Each entry needs to be restated exactly as written.

--- Provided records ---

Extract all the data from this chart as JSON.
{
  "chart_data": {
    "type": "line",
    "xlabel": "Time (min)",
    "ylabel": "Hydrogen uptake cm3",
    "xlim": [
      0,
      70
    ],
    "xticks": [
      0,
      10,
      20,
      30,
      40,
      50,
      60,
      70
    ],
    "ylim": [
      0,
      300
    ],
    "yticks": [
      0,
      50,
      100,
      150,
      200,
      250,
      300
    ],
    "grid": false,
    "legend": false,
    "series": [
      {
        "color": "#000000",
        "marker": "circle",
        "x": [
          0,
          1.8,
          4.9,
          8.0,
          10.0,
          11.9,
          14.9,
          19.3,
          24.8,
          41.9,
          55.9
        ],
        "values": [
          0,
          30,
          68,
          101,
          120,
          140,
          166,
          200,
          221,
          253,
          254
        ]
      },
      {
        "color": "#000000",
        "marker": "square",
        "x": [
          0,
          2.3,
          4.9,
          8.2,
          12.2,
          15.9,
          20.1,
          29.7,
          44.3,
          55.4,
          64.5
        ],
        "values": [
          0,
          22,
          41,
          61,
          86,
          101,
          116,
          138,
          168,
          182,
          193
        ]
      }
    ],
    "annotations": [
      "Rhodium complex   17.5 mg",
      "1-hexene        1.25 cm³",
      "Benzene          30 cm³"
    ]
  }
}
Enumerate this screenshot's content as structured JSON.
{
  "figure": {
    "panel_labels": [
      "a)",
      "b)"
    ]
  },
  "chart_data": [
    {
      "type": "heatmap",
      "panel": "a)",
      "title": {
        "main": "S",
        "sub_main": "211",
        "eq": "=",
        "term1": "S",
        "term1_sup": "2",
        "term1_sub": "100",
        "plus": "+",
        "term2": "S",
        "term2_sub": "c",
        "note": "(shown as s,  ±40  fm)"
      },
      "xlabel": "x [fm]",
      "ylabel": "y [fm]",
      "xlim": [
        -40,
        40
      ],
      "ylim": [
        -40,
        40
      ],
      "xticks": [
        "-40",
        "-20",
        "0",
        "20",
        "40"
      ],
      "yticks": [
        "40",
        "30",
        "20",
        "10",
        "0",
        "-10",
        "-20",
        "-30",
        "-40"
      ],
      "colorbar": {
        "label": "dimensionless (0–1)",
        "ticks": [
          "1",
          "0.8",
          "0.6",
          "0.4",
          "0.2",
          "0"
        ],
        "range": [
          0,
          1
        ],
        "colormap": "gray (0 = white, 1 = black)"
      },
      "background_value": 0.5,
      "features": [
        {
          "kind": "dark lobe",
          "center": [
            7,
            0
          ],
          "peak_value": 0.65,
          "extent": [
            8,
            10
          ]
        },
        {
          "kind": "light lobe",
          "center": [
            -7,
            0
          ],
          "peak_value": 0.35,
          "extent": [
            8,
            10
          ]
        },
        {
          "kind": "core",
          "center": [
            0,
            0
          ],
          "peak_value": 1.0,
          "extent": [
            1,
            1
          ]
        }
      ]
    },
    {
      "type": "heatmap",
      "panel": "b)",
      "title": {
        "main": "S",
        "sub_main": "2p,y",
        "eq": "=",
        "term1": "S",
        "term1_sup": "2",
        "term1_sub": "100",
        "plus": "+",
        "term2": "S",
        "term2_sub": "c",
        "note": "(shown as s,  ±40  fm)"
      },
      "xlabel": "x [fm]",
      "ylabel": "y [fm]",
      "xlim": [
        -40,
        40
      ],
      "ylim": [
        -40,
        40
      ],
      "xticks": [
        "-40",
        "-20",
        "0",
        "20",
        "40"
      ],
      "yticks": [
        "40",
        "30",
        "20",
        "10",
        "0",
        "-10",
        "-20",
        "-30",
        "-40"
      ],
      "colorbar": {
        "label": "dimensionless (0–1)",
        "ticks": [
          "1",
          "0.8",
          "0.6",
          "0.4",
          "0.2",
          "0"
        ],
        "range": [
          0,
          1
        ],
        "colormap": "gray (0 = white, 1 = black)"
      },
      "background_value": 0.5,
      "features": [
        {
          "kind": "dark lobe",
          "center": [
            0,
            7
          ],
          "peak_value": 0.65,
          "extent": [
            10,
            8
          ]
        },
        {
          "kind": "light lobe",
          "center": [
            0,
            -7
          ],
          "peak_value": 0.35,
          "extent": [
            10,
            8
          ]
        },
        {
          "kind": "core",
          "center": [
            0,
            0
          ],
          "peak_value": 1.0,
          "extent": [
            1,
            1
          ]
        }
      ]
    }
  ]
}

---

Answer to this exercise -
Extract all the data from this chart as JSON.
{
  "chart_data": {
    "type": "line",
    "xlabel": "Time (min)",
    "ylabel": "Hydrogen uptake cm3",
    "xlim": [
      0,
      70
    ],
    "xticks": [
      0,
      10,
      20,
      30,
      40,
      50,
      60,
      70
    ],
    "ylim": [
      0,
      300
    ],
    "yticks": [
      0,
      50,
      100,
      150,
      200,
      250,
      300
    ],
    "grid": false,
    "legend": false,
    "series": [
      {
        "color": "#000000",
        "marker": "circle",
        "x": [
          0,
          1.8,
          4.9,
          8.0,
          10.0,
          11.9,
          14.9,
          19.3,
          24.8,
          41.9,
          55.9
        ],
        "values": [
          0,
          30,
          68,
          101,
          120,
          140,
          166,
          200,
          221,
          253,
          254
        ]
      },
      {
        "color": "#000000",
        "marker": "square",
        "x": [
          0,
          2.3,
          4.9,
          8.2,
          12.2,
          15.9,
          20.1,
          29.7,
          44.3,
          55.4,
          64.5
        ],
        "values": [
          0,
          22,
          41,
          61,
          86,
          101,
          116,
          138,
          168,
          182,
          193
        ]
      }
    ],
    "annotations": [
      "Rhodium complex   17.5 mg",
      "1-hexene        1.25 cm³",
      "Benzene          30 cm³"
    ]
  }
}
Enumerate this screenshot's content as structured JSON.
{
  "figure": {
    "panel_labels": [
      "a)",
      "b)"
    ]
  },
  "chart_data": [
    {
      "type": "heatmap",
      "panel": "a)",
      "title": {
        "main": "S",
        "sub_main": "211",
        "eq": "=",
        "term1": "S",
        "term1_sup": "2",
        "term1_sub": "100",
        "plus": "+",
        "term2": "S",
        "term2_sub": "c",
        "note": "(shown as s,  ±40  fm)"
      },
      "xlabel": "x [fm]",
      "ylabel": "y [fm]",
      "xlim": [
        -40,
        40
      ],
      "ylim": [
        -40,
        40
      ],
      "xticks": [
        "-40",
        "-20",
        "0",
        "20",
        "40"
      ],
      "yticks": [
        "40",
        "30",
        "20",
        "10",
        "0",
        "-10",
        "-20",
        "-30",
        "-40"
      ],
      "colorbar": {
        "label": "dimensionless (0–1)",
        "ticks": [
          "1",
          "0.8",
          "0.6",
          "0.4",
          "0.2",
          "0"
        ],
        "range": [
          0,
          1
        ],
        "colormap": "gray (0 = white, 1 = black)"
      },
      "background_value": 0.5,
      "features": [
        {
          "kind": "dark lobe",
          "center": [
            7,
            0
          ],
          "peak_value": 0.65,
          "extent": [
            8,
            10
          ]
        },
        {
          "kind": "light lobe",
          "center": [
            -7,
            0
          ],
          "peak_value": 0.35,
          "extent": [
            8,
            10
          ]
        },
        {
          "kind": "core",
          "center": [
            0,
            0
          ],
          "peak_value": 1.0,
          "extent": [
            1,
            1
          ]
        }
      ]
    },
    {
      "type": "heatmap",
      "panel": "b)",
      "title": {
        "main": "S",
        "sub_main": "2p,y",
        "eq": "=",
        "term1": "S",
        "term1_sup": "2",
        "term1_sub": "100",
        "plus": "+",
        "term2": "S",
        "term2_sub": "c",
        "note": "(shown as s,  ±40  fm)"
      },
      "xlabel": "x [fm]",
      "ylabel": "y [fm]",
      "xlim": [
        -40,
        40
      ],
      "ylim": [
        -40,
        40
      ],
      "xticks": [
        "-40",
        "-20",
        "0",
        "20",
        "40"
      ],
      "yticks": [
        "40",
        "30",
        "20",
        "10",
        "0",
        "-10",
        "-20",
        "-30",
        "-40"
      ],
      "colorbar": {
        "label": "dimensionless (0–1)",
        "ticks": [
          "1",
          "0.8",
          "0.6",
          "0.4",
          "0.2",
          "0"
        ],
        "range": [
          0,
          1
        ],
        "colormap": "gray (0 = white, 1 = black)"
      },
      "background_value": 0.5,
      "features": [
        {
          "kind": "dark lobe",
          "center": [
            0,
            7
          ],
          "peak_value": 0.65,
          "extent": [
            10,
            8
          ]
        },
        {
          "kind": "light lobe",
          "center": [
            0,
            -7
          ],
          "peak_value": 0.35,
          "extent": [
            10,
            8
          ]
        },
        {
          "kind": "core",
          "center": [
            0,
            0
          ],
          "peak_value": 1.0,
          "extent": [
            1,
            1
          ]
        }
      ]
    }
  ]
}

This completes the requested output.